### Provided records

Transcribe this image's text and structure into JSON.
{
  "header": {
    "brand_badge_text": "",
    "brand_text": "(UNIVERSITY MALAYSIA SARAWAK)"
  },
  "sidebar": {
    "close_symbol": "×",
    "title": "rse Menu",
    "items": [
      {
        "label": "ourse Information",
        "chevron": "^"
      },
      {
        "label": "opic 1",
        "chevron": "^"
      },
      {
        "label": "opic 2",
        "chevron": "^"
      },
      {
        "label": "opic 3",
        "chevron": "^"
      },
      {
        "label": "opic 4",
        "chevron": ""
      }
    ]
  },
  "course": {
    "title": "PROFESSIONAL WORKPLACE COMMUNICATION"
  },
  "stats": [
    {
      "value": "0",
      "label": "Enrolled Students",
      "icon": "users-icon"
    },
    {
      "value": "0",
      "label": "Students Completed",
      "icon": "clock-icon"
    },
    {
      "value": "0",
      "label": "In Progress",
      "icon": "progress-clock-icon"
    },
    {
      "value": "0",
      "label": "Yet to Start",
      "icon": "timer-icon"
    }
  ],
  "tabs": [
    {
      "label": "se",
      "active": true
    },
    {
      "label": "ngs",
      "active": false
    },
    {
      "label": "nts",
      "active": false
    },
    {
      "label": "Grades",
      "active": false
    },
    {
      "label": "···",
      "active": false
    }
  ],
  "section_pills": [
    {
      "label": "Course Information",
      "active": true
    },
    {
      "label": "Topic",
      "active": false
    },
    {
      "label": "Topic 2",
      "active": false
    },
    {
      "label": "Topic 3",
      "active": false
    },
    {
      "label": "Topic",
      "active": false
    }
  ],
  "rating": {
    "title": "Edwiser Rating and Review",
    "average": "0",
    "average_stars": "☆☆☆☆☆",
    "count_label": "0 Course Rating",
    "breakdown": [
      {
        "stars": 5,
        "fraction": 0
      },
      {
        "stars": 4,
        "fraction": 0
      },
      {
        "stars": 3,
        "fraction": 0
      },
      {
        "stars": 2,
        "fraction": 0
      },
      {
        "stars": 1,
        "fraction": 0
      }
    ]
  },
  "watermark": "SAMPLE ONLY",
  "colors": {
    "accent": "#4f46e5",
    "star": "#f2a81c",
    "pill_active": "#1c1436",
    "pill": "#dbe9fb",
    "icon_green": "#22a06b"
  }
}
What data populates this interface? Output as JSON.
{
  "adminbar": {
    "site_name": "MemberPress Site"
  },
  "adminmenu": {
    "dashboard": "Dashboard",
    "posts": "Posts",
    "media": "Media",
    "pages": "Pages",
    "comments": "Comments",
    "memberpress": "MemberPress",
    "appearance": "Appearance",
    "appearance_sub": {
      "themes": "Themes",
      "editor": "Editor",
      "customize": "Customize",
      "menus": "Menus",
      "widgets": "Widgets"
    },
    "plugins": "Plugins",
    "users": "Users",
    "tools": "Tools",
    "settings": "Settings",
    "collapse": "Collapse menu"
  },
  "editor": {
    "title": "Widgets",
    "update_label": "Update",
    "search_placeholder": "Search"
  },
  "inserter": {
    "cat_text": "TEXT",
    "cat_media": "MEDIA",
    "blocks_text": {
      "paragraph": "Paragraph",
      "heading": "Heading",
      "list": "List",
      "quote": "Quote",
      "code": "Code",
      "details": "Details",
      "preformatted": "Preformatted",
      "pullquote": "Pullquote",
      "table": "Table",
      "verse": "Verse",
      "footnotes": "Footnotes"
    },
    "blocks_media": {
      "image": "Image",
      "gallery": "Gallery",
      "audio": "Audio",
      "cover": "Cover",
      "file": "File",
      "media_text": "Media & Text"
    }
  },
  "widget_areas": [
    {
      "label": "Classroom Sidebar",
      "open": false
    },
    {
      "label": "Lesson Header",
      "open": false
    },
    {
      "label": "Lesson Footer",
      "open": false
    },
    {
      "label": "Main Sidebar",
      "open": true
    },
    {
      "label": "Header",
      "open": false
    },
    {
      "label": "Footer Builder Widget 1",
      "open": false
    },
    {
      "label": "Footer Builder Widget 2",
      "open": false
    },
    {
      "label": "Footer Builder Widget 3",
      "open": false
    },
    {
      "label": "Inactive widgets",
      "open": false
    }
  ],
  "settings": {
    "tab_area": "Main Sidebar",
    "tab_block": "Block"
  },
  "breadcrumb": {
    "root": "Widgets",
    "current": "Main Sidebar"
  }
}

### What to do
Filter the records, keeping only lines that contain "JSON", and show those lines.

### Exercise solution
Transcribe this image's text and structure into JSON.
What data populates this interface? Output as JSON.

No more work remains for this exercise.